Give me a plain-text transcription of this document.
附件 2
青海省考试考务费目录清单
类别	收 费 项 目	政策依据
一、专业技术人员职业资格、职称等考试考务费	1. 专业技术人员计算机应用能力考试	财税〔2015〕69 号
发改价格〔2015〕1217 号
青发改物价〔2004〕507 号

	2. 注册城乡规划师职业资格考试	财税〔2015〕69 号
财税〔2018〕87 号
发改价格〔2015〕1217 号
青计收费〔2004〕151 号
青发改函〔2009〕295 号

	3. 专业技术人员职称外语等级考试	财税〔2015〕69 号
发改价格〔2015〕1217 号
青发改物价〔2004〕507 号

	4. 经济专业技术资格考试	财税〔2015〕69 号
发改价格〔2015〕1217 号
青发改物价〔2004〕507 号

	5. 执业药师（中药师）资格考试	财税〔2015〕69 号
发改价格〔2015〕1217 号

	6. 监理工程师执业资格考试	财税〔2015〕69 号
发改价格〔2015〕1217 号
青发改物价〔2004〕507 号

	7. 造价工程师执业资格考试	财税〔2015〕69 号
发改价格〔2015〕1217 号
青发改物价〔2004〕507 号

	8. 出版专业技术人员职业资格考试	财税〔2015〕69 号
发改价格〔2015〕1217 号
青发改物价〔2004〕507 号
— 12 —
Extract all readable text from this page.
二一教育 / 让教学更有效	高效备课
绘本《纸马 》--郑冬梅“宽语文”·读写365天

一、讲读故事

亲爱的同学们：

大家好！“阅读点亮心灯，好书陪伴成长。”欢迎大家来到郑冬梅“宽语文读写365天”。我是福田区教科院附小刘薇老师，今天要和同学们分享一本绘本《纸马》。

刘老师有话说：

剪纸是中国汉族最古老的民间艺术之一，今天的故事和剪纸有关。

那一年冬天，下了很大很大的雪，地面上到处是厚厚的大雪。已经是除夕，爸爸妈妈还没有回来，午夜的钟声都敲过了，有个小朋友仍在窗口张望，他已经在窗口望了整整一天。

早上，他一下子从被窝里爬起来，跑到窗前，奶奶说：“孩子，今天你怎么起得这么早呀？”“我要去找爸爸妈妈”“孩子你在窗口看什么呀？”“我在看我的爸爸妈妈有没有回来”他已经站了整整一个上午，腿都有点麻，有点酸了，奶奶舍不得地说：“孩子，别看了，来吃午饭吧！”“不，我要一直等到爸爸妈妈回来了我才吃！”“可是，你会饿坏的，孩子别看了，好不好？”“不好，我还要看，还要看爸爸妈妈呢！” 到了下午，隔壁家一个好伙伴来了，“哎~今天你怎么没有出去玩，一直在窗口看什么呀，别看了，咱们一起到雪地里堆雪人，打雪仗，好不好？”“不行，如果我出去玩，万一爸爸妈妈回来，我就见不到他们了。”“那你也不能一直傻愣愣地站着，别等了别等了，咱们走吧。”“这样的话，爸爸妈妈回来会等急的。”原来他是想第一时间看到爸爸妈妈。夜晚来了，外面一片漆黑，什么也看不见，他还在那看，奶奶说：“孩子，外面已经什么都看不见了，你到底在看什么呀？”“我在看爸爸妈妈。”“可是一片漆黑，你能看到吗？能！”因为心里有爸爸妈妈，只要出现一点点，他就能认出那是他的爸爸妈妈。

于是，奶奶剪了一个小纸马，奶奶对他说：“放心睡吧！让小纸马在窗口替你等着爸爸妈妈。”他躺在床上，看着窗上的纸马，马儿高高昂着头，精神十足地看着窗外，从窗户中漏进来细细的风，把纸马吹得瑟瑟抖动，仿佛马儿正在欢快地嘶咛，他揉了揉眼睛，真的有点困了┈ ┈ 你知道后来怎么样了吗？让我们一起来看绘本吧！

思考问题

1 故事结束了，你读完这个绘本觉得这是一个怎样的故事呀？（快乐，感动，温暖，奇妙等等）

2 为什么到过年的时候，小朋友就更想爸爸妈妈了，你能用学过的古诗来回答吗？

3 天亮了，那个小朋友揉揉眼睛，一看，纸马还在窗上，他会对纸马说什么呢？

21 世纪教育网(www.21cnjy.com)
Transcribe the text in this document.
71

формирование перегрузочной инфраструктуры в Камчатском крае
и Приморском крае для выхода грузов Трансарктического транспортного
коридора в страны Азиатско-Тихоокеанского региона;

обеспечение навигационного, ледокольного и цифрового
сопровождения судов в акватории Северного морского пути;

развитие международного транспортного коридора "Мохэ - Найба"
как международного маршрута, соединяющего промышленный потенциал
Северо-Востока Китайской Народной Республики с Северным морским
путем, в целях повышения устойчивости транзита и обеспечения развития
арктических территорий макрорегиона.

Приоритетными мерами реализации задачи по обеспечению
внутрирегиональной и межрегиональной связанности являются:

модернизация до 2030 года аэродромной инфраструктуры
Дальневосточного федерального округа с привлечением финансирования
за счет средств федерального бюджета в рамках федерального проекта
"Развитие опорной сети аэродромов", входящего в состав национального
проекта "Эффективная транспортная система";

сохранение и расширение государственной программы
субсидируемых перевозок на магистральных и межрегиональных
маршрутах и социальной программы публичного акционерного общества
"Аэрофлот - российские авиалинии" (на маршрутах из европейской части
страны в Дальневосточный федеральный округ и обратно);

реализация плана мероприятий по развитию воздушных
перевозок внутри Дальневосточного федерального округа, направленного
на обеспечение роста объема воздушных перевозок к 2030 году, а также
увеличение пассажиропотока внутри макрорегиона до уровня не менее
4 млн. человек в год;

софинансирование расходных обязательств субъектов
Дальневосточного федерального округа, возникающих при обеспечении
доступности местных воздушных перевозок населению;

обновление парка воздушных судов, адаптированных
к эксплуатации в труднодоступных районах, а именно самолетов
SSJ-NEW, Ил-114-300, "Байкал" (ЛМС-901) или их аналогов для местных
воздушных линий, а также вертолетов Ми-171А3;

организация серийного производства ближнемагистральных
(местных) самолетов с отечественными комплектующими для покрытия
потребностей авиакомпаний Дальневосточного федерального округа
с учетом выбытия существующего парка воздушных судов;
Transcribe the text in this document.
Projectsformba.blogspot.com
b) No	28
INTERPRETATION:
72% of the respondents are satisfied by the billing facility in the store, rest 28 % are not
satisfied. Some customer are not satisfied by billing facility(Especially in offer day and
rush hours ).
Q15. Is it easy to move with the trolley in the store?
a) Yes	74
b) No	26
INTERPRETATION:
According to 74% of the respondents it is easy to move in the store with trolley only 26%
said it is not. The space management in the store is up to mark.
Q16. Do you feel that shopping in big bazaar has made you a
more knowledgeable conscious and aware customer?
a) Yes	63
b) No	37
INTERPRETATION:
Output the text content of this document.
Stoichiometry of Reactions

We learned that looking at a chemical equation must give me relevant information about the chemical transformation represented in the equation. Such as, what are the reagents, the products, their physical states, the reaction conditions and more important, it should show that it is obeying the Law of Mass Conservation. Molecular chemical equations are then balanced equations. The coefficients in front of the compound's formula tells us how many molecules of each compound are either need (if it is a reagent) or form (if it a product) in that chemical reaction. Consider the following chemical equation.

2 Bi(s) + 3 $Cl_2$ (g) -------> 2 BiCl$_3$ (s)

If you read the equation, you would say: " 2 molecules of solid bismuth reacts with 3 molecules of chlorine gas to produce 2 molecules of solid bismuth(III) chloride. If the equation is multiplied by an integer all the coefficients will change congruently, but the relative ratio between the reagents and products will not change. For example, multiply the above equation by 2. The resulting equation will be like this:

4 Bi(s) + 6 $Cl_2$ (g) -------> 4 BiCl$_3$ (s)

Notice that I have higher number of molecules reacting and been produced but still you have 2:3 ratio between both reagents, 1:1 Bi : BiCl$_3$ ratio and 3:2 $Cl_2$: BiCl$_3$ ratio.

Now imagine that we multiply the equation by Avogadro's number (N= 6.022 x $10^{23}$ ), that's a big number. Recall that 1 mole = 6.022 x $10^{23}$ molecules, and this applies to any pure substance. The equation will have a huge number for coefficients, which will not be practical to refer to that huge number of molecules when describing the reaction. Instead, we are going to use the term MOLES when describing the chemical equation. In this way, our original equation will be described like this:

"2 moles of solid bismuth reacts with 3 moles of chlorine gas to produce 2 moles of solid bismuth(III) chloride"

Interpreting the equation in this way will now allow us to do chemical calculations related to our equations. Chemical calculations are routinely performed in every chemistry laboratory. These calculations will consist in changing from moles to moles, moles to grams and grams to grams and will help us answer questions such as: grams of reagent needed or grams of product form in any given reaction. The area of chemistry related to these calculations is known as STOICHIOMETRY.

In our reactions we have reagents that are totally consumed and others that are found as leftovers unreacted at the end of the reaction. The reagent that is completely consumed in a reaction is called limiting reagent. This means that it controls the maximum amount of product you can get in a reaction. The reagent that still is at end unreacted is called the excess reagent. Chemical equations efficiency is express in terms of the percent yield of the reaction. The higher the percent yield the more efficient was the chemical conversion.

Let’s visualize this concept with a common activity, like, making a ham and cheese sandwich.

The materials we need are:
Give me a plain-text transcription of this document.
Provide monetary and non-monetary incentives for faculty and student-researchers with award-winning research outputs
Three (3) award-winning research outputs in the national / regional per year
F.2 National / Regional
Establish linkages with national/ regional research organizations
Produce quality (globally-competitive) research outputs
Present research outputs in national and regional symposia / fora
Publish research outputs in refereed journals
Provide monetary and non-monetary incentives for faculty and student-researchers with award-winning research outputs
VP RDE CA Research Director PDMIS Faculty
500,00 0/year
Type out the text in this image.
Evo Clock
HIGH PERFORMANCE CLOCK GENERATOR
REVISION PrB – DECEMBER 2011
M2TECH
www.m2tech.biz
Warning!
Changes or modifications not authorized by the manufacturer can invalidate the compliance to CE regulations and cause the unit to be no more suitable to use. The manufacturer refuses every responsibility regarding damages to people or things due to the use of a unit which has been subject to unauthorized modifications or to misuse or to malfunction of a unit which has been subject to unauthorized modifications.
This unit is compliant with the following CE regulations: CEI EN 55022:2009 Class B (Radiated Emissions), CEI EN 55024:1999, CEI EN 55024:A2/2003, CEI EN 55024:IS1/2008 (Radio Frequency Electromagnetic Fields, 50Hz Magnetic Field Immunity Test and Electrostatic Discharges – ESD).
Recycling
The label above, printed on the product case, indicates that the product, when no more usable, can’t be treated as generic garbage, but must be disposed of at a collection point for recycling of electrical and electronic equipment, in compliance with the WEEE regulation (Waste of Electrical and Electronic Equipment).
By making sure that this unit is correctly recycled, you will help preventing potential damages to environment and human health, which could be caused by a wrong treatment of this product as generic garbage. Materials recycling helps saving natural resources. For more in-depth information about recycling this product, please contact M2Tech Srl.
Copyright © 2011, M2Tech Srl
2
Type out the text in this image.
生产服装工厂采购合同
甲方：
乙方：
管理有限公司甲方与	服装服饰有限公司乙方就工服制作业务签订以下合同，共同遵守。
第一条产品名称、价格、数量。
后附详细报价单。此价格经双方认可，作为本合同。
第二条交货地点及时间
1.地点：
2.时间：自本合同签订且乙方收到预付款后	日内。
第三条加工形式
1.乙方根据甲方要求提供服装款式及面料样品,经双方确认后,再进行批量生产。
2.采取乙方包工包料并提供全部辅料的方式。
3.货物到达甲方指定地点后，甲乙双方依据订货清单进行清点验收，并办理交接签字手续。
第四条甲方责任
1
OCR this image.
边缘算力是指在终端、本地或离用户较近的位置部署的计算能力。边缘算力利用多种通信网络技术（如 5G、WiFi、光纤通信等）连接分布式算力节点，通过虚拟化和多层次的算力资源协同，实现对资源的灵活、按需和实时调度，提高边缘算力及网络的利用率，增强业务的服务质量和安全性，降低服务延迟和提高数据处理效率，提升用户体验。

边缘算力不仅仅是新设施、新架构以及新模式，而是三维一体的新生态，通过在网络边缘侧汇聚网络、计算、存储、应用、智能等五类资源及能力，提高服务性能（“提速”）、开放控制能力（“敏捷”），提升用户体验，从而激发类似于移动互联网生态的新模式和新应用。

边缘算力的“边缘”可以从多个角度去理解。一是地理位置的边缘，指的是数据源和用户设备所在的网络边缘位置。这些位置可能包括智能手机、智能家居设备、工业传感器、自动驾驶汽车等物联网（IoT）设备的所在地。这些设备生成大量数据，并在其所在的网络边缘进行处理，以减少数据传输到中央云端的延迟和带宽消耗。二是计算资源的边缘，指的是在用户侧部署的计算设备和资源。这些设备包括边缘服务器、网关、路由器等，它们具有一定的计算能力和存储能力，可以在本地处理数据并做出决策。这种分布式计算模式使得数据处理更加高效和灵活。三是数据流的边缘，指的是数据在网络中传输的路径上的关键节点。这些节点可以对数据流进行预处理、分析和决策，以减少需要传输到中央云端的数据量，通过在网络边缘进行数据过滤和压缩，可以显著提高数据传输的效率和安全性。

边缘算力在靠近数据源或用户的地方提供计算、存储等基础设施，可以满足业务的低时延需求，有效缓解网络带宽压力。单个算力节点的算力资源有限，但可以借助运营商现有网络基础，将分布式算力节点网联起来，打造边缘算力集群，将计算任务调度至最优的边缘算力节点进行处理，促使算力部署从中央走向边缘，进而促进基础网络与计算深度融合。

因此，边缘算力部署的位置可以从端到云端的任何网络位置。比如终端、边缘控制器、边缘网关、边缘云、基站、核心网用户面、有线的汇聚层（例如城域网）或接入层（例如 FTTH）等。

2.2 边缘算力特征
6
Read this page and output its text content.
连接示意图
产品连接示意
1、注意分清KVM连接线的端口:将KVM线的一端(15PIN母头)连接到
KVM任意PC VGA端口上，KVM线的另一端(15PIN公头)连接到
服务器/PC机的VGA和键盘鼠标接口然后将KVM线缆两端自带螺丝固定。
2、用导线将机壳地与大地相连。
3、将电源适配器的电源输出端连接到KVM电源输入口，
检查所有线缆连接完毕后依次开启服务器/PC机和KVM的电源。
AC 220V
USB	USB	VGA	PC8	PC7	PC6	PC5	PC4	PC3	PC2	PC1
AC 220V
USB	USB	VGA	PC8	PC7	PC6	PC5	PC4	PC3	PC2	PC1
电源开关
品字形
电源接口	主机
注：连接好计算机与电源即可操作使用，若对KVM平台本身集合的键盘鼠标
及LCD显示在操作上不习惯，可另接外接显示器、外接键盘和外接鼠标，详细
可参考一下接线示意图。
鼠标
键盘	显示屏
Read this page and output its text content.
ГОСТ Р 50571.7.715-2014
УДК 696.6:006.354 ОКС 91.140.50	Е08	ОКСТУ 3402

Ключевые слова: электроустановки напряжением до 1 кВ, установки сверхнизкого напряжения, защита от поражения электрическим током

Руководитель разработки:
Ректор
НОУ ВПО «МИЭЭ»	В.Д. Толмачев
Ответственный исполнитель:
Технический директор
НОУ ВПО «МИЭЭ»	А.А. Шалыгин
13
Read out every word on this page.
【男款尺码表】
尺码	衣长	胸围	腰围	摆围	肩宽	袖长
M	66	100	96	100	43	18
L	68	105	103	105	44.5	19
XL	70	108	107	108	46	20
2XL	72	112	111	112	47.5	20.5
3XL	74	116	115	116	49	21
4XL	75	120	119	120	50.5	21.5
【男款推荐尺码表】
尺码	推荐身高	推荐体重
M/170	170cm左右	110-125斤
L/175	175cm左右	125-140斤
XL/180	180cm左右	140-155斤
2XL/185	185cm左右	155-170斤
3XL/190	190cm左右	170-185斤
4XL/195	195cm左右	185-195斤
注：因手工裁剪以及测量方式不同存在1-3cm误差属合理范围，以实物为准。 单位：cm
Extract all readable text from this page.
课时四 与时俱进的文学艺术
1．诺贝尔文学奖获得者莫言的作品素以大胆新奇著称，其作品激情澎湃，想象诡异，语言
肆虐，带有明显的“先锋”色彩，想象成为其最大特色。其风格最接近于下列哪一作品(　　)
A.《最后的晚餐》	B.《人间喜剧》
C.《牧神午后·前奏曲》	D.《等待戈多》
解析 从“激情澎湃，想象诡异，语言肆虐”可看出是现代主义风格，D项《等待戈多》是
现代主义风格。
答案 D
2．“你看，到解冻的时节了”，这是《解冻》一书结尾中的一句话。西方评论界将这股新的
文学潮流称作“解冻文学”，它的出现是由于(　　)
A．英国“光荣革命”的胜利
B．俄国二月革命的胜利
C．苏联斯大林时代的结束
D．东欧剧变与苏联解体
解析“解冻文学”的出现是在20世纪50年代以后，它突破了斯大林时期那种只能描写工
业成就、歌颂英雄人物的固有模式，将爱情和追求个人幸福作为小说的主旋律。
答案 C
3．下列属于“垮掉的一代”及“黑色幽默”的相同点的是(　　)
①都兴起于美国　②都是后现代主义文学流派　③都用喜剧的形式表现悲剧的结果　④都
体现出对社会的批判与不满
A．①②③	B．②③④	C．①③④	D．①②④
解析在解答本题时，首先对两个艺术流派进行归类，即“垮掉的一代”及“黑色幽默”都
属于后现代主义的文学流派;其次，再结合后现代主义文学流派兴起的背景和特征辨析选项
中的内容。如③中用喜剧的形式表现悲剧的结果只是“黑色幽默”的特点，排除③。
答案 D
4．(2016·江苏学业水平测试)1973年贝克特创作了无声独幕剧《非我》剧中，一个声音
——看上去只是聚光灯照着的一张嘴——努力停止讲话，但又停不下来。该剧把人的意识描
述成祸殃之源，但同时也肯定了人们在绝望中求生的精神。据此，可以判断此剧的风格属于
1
□ □ □
[Task instructions] Scan the material line by line and report each one that contains "regulations".

[Correct response]
Changes or modifications not authorized by the manufacturer can invalidate the compliance to CE regulations and cause the unit to be no more suitable to use. The manufacturer refuses every responsibility regarding damages to people or things due to the use of a unit which has been subject to unauthorized modifications or to misuse or to malfunction of a unit which has been subject to unauthorized modifications.
This unit is compliant with the following CE regulations: CEI EN 55022:2009 Class B (Radiated Emissions), CEI EN 55024:1999, CEI EN 55024:A2/2003, CEI EN 55024:IS1/2008 (Radio Frequency Electromagnetic Fields, 50Hz Magnetic Field Immunity Test and Electrostatic Discharges – ESD).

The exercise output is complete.